Dataset items

========================================

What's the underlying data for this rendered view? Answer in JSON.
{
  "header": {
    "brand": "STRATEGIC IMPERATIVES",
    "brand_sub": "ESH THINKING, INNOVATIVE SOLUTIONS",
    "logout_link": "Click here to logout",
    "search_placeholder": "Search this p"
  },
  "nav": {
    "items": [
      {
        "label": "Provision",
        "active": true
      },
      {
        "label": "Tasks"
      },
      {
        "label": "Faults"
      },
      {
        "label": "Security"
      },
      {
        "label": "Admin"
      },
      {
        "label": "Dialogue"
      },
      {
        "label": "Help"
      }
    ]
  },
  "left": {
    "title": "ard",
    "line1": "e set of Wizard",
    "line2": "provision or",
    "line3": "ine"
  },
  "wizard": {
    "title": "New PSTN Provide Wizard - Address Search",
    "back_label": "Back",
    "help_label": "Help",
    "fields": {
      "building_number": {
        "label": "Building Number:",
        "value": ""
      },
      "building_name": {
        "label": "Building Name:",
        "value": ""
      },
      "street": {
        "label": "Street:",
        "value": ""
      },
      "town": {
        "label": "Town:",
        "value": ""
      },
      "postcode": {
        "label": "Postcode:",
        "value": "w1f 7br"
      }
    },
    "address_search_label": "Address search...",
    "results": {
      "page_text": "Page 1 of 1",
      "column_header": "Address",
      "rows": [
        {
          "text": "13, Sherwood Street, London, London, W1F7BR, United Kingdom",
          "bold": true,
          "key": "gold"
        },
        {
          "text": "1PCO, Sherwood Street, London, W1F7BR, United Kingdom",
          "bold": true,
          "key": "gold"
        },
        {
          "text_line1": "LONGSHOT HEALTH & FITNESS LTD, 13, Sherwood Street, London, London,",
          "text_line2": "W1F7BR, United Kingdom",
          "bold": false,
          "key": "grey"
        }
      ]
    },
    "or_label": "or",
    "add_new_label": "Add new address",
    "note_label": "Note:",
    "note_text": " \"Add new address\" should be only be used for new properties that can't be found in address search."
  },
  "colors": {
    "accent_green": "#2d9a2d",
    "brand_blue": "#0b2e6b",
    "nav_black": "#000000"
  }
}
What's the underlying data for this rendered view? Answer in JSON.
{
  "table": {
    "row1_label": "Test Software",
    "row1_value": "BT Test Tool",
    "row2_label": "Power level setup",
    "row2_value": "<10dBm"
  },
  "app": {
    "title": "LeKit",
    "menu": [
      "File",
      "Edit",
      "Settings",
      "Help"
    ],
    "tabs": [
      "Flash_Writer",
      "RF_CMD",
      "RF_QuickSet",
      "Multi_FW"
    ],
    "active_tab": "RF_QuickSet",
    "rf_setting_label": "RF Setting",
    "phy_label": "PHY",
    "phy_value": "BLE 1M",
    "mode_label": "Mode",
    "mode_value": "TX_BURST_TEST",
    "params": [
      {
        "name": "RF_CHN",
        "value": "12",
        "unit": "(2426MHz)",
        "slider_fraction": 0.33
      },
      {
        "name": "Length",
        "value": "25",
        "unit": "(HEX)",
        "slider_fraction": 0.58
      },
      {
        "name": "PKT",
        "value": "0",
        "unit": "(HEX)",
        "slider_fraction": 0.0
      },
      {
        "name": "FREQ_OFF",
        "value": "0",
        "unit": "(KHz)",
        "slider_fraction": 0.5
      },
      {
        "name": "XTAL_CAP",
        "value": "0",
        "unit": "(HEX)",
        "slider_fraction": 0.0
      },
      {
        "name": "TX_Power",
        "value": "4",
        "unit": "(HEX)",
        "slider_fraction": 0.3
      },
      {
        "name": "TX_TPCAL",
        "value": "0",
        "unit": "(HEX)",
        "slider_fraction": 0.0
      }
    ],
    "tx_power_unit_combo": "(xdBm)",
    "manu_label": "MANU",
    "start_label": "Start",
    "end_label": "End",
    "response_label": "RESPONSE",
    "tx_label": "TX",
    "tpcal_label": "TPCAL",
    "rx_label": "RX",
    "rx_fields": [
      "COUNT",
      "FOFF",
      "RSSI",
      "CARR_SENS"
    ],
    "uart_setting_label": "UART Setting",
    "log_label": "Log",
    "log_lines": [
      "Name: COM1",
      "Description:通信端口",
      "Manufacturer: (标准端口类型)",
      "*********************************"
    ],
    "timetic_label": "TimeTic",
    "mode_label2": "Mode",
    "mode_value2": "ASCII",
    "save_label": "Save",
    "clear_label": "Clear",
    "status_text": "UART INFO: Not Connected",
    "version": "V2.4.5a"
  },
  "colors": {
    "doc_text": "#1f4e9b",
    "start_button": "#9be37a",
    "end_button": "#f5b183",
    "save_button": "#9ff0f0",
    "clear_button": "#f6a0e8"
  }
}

========================================

Repeat all the entries exactly as given.

What's the underlying data for this rendered view? Answer in JSON.
{
  "header": {
    "brand": "STRATEGIC IMPERATIVES",
    "brand_sub": "ESH THINKING, INNOVATIVE SOLUTIONS",
    "logout_link": "Click here to logout",
    "search_placeholder": "Search this p"
  },
  "nav": {
    "items": [
      {
        "label": "Provision",
        "active": true
      },
      {
        "label": "Tasks"
      },
      {
        "label": "Faults"
      },
      {
        "label": "Security"
      },
      {
        "label": "Admin"
      },
      {
        "label": "Dialogue"
      },
      {
        "label": "Help"
      }
    ]
  },
  "left": {
    "title": "ard",
    "line1": "e set of Wizard",
    "line2": "provision or",
    "line3": "ine"
  },
  "wizard": {
    "title": "New PSTN Provide Wizard - Address Search",
    "back_label": "Back",
    "help_label": "Help",
    "fields": {
      "building_number": {
        "label": "Building Number:",
        "value": ""
      },
      "building_name": {
        "label": "Building Name:",
        "value": ""
      },
      "street": {
        "label": "Street:",
        "value": ""
      },
      "town": {
        "label": "Town:",
        "value": ""
      },
      "postcode": {
        "label": "Postcode:",
        "value": "w1f 7br"
      }
    },
    "address_search_label": "Address search...",
    "results": {
      "page_text": "Page 1 of 1",
      "column_header": "Address",
      "rows": [
        {
          "text": "13, Sherwood Street, London, London, W1F7BR, United Kingdom",
          "bold": true,
          "key": "gold"
        },
        {
          "text": "1PCO, Sherwood Street, London, W1F7BR, United Kingdom",
          "bold": true,
          "key": "gold"
        },
        {
          "text_line1": "LONGSHOT HEALTH & FITNESS LTD, 13, Sherwood Street, London, London,",
          "text_line2": "W1F7BR, United Kingdom",
          "bold": false,
          "key": "grey"
        }
      ]
    },
    "or_label": "or",
    "add_new_label": "Add new address",
    "note_label": "Note:",
    "note_text": " \"Add new address\" should be only be used for new properties that can't be found in address search."
  },
  "colors": {
    "accent_green": "#2d9a2d",
    "brand_blue": "#0b2e6b",
    "nav_black": "#000000"
  }
}
What's the underlying data for this rendered view? Answer in JSON.
{
  "table": {
    "row1_label": "Test Software",
    "row1_value": "BT Test Tool",
    "row2_label": "Power level setup",
    "row2_value": "<10dBm"
  },
  "app": {
    "title": "LeKit",
    "menu": [
      "File",
      "Edit",
      "Settings",
      "Help"
    ],
    "tabs": [
      "Flash_Writer",
      "RF_CMD",
      "RF_QuickSet",
      "Multi_FW"
    ],
    "active_tab": "RF_QuickSet",
    "rf_setting_label": "RF Setting",
    "phy_label": "PHY",
    "phy_value": "BLE 1M",
    "mode_label": "Mode",
    "mode_value": "TX_BURST_TEST",
    "params": [
      {
        "name": "RF_CHN",
        "value": "12",
        "unit": "(2426MHz)",
        "slider_fraction": 0.33
      },
      {
        "name": "Length",
        "value": "25",
        "unit": "(HEX)",
        "slider_fraction": 0.58
      },
      {
        "name": "PKT",
        "value": "0",
        "unit": "(HEX)",
        "slider_fraction": 0.0
      },
      {
        "name": "FREQ_OFF",
        "value": "0",
        "unit": "(KHz)",
        "slider_fraction": 0.5
      },
      {
        "name": "XTAL_CAP",
        "value": "0",
        "unit": "(HEX)",
        "slider_fraction": 0.0
      },
      {
        "name": "TX_Power",
        "value": "4",
        "unit": "(HEX)",
        "slider_fraction": 0.3
      },
      {
        "name": "TX_TPCAL",
        "value": "0",
        "unit": "(HEX)",
        "slider_fraction": 0.0
      }
    ],
    "tx_power_unit_combo": "(xdBm)",
    "manu_label": "MANU",
    "start_label": "Start",
    "end_label": "End",
    "response_label": "RESPONSE",
    "tx_label": "TX",
    "tpcal_label": "TPCAL",
    "rx_label": "RX",
    "rx_fields": [
      "COUNT",
      "FOFF",
      "RSSI",
      "CARR_SENS"
    ],
    "uart_setting_label": "UART Setting",
    "log_label": "Log",
    "log_lines": [
      "Name: COM1",
      "Description:通信端口",
      "Manufacturer: (标准端口类型)",
      "*********************************"
    ],
    "timetic_label": "TimeTic",
    "mode_label2": "Mode",
    "mode_value2": "ASCII",
    "save_label": "Save",
    "clear_label": "Clear",
    "status_text": "UART INFO: Not Connected",
    "version": "V2.4.5a"
  },
  "colors": {
    "doc_text": "#1f4e9b",
    "start_button": "#9be37a",
    "end_button": "#f5b183",
    "save_button": "#9ff0f0",
    "clear_button": "#f6a0e8"
  }
}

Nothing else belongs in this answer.